» **REQUIREMENT**
Copy out all the data, word for word.

---- ENTRIES SHOWN

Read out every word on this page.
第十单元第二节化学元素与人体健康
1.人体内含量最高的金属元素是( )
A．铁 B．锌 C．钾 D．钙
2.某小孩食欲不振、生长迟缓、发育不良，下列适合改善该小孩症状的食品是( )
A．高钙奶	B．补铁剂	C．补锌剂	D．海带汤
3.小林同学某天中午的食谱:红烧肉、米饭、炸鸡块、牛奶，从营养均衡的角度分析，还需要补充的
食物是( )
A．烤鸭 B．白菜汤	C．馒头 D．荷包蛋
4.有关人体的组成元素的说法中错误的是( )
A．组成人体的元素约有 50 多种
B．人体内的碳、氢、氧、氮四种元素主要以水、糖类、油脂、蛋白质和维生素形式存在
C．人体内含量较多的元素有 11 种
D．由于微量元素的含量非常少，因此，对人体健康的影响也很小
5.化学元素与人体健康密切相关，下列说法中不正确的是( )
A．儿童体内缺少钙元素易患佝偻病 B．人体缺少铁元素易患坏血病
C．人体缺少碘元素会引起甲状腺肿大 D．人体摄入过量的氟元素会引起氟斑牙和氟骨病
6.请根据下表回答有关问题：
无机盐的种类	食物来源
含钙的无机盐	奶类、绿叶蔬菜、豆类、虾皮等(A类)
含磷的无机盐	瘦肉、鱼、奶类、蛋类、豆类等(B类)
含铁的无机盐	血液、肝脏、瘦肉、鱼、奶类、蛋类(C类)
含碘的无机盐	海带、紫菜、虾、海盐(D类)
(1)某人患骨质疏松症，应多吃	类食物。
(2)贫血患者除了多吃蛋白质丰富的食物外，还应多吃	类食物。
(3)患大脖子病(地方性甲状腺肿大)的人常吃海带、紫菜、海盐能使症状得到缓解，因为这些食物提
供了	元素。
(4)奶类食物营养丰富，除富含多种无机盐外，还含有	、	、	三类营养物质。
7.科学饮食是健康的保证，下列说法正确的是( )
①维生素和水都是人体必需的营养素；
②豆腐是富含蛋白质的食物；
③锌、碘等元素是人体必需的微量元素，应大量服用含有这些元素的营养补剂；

--------

» **THE COMPLETED TASK**
Read out every word on this page.
第十单元第二节化学元素与人体健康
1.人体内含量最高的金属元素是( )
A．铁 B．锌 C．钾 D．钙
2.某小孩食欲不振、生长迟缓、发育不良，下列适合改善该小孩症状的食品是( )
A．高钙奶	B．补铁剂	C．补锌剂	D．海带汤
3.小林同学某天中午的食谱:红烧肉、米饭、炸鸡块、牛奶，从营养均衡的角度分析，还需要补充的
食物是( )
A．烤鸭 B．白菜汤	C．馒头 D．荷包蛋
4.有关人体的组成元素的说法中错误的是( )
A．组成人体的元素约有 50 多种
B．人体内的碳、氢、氧、氮四种元素主要以水、糖类、油脂、蛋白质和维生素形式存在
C．人体内含量较多的元素有 11 种
D．由于微量元素的含量非常少，因此，对人体健康的影响也很小
5.化学元素与人体健康密切相关，下列说法中不正确的是( )
A．儿童体内缺少钙元素易患佝偻病 B．人体缺少铁元素易患坏血病
C．人体缺少碘元素会引起甲状腺肿大 D．人体摄入过量的氟元素会引起氟斑牙和氟骨病
6.请根据下表回答有关问题：
无机盐的种类	食物来源
含钙的无机盐	奶类、绿叶蔬菜、豆类、虾皮等(A类)
含磷的无机盐	瘦肉、鱼、奶类、蛋类、豆类等(B类)
含铁的无机盐	血液、肝脏、瘦肉、鱼、奶类、蛋类(C类)
含碘的无机盐	海带、紫菜、虾、海盐(D类)
(1)某人患骨质疏松症，应多吃	类食物。
(2)贫血患者除了多吃蛋白质丰富的食物外，还应多吃	类食物。
(3)患大脖子病(地方性甲状腺肿大)的人常吃海带、紫菜、海盐能使症状得到缓解，因为这些食物提
供了	元素。
(4)奶类食物营养丰富，除富含多种无机盐外，还含有	、	、	三类营养物质。
7.科学饮食是健康的保证，下列说法正确的是( )
①维生素和水都是人体必需的营养素；
②豆腐是富含蛋白质的食物；
③锌、碘等元素是人体必需的微量元素，应大量服用含有这些元素的营养补剂；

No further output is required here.